-- start Supplied entries --
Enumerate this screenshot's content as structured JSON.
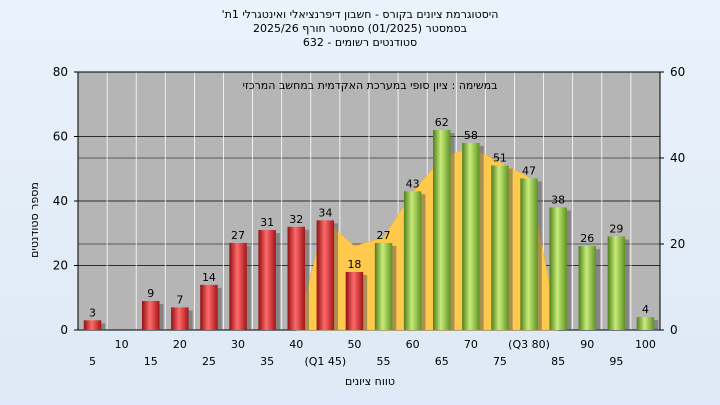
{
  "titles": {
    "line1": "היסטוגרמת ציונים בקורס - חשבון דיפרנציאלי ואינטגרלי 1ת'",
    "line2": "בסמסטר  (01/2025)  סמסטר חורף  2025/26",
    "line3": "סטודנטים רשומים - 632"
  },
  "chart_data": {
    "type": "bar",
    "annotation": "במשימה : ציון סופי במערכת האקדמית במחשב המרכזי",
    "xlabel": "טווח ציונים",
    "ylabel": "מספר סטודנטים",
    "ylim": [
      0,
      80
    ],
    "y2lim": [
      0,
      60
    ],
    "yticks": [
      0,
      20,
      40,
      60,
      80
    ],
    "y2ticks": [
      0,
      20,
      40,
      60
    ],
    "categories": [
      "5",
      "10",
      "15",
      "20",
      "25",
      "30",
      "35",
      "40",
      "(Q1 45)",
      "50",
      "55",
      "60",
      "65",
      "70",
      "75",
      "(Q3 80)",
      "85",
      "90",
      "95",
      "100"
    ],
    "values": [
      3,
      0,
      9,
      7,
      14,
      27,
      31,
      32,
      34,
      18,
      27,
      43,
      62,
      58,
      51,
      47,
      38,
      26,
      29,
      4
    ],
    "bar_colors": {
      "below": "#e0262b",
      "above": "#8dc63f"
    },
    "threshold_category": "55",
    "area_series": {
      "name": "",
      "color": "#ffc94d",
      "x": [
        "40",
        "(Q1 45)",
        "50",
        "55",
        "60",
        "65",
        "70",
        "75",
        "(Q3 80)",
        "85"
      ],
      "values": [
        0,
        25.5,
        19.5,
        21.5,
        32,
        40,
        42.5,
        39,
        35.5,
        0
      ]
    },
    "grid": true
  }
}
-- end Supplied entries --
◆ **Work to complete**: Only a number is wanted: how many lines above include "סטודנטים"?

◆ **Solution for this problem**: 2